[What you have to do]: Give every line from the entries that contains "verdad".

==================================================

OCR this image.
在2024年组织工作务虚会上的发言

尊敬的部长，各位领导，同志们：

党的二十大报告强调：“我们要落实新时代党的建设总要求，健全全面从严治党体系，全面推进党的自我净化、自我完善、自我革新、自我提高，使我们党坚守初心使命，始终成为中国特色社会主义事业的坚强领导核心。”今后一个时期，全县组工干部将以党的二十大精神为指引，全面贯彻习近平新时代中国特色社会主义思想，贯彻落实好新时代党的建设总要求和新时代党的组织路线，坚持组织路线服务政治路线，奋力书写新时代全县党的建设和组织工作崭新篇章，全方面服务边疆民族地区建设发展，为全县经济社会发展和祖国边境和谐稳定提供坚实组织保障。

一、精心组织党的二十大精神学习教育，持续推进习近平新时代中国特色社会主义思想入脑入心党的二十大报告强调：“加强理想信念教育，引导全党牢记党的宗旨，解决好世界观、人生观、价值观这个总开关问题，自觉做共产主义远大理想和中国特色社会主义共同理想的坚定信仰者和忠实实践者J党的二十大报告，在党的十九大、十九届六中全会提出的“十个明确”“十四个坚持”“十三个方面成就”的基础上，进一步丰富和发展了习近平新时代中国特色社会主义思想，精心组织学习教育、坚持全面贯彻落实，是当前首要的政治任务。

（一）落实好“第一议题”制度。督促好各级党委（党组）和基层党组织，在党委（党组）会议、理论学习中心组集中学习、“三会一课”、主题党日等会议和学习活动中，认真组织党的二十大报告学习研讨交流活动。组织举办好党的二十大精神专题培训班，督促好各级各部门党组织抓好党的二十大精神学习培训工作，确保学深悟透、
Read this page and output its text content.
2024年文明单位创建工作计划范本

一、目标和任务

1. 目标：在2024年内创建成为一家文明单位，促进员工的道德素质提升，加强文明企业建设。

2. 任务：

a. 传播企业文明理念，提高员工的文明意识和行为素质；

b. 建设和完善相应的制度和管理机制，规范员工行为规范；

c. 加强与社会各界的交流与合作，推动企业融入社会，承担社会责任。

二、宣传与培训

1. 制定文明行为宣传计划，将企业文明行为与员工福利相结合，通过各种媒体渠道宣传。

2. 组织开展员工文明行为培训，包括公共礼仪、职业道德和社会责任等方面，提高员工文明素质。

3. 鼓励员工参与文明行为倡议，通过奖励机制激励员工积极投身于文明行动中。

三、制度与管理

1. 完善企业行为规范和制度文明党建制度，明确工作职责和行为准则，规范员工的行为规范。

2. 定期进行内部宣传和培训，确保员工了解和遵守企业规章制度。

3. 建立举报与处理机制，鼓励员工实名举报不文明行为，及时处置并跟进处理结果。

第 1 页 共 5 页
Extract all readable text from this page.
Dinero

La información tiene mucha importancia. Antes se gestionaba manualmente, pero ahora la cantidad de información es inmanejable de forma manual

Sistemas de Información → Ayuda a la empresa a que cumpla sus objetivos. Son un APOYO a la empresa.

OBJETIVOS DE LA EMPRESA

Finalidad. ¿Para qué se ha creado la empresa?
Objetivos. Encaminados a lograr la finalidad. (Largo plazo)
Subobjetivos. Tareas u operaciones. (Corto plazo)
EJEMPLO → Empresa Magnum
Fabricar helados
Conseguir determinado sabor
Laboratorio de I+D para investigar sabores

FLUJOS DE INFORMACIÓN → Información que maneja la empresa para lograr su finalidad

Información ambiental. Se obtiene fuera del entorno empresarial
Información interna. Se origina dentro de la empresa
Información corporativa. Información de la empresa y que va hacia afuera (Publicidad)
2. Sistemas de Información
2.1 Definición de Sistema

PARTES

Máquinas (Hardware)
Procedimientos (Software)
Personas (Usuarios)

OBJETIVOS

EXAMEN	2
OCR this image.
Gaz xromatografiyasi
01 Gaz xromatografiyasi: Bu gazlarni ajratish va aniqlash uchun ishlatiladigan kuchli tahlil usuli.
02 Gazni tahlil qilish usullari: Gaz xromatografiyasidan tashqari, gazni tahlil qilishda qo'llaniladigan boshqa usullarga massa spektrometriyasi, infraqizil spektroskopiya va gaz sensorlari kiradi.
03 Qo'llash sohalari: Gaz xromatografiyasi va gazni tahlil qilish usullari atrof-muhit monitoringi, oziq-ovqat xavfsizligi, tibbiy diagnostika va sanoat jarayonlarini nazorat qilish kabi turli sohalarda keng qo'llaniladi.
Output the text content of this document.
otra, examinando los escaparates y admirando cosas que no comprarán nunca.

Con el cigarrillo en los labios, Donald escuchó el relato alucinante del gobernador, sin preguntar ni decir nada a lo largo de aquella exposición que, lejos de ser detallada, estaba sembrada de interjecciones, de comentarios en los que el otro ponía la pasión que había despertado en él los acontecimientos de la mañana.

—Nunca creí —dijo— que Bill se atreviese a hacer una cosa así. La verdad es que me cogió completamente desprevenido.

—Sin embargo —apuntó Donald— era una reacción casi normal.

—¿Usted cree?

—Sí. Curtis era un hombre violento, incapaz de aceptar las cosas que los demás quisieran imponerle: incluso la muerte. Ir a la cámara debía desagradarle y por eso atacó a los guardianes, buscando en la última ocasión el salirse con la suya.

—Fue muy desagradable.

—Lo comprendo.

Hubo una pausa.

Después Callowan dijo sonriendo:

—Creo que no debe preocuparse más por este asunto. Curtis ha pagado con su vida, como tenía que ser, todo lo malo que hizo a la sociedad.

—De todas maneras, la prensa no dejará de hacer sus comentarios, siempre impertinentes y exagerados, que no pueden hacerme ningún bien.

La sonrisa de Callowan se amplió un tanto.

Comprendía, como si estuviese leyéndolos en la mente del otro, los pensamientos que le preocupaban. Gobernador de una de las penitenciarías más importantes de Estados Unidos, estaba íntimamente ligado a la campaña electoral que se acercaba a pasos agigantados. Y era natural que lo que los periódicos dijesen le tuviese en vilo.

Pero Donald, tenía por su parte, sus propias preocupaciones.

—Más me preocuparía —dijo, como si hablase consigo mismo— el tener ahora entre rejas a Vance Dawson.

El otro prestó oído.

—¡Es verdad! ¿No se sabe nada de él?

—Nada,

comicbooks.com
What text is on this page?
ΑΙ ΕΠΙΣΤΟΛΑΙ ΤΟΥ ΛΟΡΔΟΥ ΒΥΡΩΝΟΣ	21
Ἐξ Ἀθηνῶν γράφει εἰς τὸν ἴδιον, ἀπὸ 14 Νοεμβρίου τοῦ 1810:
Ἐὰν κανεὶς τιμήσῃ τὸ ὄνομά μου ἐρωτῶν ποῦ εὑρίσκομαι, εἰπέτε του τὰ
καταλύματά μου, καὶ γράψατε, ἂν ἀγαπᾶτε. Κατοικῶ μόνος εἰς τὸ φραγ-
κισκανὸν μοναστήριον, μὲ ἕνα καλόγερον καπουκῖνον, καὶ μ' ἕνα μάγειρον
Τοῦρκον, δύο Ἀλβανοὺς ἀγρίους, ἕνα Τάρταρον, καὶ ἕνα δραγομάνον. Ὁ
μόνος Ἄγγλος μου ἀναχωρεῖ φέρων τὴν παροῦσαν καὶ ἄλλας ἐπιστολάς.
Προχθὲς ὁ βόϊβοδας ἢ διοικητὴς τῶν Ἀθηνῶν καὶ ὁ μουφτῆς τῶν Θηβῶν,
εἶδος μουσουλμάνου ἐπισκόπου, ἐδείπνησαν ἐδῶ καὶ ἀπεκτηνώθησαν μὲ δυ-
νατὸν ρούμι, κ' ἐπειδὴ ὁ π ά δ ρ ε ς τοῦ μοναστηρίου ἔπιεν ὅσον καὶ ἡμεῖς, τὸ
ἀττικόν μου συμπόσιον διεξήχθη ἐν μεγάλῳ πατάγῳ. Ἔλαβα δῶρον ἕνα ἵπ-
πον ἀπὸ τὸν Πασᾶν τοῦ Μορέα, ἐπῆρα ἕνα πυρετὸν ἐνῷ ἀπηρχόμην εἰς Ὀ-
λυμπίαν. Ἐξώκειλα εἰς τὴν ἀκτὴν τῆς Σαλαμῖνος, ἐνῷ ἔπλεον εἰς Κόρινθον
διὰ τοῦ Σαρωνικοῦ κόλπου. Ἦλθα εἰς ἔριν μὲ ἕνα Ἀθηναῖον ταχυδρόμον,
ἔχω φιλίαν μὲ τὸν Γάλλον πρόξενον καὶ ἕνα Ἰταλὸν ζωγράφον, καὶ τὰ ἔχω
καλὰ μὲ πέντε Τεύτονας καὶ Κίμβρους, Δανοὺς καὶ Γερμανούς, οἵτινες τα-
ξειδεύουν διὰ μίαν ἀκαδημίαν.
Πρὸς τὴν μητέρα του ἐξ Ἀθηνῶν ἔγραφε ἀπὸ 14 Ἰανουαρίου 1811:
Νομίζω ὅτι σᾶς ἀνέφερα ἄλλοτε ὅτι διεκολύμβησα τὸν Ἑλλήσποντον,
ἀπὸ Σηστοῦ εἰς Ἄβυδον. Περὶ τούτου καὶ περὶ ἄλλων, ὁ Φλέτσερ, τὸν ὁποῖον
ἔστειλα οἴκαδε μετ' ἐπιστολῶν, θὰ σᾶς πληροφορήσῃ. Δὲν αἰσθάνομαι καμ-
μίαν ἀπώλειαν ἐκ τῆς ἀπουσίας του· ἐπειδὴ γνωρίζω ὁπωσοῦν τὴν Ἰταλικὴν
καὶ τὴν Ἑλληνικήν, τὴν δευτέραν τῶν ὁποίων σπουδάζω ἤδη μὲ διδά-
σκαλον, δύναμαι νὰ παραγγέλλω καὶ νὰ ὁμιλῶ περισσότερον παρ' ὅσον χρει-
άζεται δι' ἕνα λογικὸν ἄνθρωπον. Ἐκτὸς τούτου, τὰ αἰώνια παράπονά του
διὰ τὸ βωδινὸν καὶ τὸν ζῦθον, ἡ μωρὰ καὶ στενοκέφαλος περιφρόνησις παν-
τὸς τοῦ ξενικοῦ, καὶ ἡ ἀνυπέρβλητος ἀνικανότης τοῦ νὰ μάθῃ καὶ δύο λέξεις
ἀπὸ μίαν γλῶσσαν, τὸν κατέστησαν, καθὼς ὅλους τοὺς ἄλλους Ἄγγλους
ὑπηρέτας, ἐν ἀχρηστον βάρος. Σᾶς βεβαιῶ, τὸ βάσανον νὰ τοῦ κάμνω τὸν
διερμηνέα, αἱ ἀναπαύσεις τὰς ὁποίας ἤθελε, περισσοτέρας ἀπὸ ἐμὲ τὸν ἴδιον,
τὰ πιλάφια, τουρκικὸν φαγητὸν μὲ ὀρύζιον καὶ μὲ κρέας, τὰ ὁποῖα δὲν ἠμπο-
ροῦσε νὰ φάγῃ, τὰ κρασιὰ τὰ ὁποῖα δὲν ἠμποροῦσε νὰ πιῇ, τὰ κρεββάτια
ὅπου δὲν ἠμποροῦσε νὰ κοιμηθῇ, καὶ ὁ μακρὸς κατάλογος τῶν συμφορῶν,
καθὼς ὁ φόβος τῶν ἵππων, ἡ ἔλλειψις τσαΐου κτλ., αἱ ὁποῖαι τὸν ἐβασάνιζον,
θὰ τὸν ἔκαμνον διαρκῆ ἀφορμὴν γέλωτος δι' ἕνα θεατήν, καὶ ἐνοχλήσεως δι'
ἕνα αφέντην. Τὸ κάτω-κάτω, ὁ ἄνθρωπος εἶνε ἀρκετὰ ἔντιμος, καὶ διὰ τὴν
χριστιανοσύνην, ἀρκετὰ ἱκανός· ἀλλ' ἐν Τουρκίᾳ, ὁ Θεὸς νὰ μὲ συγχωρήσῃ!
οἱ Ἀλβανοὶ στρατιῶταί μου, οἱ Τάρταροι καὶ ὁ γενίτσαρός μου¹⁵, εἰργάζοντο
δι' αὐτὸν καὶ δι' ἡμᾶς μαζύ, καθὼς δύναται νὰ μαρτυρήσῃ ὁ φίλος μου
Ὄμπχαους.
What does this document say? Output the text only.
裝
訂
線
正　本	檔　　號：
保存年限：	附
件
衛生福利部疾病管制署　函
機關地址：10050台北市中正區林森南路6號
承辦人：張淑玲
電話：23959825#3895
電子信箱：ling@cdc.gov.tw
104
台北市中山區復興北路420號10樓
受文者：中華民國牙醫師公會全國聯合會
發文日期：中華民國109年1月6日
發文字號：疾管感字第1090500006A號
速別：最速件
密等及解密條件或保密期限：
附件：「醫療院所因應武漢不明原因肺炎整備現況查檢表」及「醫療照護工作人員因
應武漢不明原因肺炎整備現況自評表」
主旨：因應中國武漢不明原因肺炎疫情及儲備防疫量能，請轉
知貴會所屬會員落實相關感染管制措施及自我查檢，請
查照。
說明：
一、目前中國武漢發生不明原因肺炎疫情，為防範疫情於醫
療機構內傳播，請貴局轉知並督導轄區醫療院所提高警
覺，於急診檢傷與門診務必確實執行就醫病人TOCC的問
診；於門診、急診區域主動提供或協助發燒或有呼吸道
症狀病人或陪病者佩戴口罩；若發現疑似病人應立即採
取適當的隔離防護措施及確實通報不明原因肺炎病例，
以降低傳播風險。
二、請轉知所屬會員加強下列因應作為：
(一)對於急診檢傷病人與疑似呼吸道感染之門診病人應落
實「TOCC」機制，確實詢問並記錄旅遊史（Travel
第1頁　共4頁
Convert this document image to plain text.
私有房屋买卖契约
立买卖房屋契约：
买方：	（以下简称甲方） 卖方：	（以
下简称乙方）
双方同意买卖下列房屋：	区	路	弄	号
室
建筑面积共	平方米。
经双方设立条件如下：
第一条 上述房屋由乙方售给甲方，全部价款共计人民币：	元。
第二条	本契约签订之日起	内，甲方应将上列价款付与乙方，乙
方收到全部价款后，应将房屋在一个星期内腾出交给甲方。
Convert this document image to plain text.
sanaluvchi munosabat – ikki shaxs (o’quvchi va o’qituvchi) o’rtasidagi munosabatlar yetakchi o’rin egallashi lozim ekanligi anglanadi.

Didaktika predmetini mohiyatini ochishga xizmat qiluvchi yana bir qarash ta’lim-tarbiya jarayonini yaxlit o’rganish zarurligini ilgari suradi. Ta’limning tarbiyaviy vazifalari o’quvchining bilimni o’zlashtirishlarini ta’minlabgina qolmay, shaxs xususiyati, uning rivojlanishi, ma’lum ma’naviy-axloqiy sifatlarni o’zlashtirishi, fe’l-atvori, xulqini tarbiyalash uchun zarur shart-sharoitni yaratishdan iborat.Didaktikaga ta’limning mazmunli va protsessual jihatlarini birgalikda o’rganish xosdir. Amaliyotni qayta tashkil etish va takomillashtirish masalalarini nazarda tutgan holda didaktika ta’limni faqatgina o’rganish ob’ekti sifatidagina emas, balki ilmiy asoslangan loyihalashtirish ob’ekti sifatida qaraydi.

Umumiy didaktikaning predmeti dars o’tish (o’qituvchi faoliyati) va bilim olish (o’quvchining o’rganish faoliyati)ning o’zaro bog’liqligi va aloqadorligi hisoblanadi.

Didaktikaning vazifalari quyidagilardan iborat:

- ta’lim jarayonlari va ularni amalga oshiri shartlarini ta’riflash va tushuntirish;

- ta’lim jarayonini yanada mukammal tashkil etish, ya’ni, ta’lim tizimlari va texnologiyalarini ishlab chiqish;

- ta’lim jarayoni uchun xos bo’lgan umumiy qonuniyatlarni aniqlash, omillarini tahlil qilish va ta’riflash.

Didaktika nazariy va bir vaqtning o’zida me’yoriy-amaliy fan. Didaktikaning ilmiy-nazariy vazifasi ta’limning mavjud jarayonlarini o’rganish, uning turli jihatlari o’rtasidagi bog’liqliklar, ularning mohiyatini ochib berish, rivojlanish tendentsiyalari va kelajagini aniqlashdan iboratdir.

==================================================

[Answer to this exercise]:
—Nunca creí —dijo— que Bill se atreviese a hacer una cosa así. La verdad es que me cogió completamente desprevenido.
—¡Es verdad! ¿No se sabe nada de él?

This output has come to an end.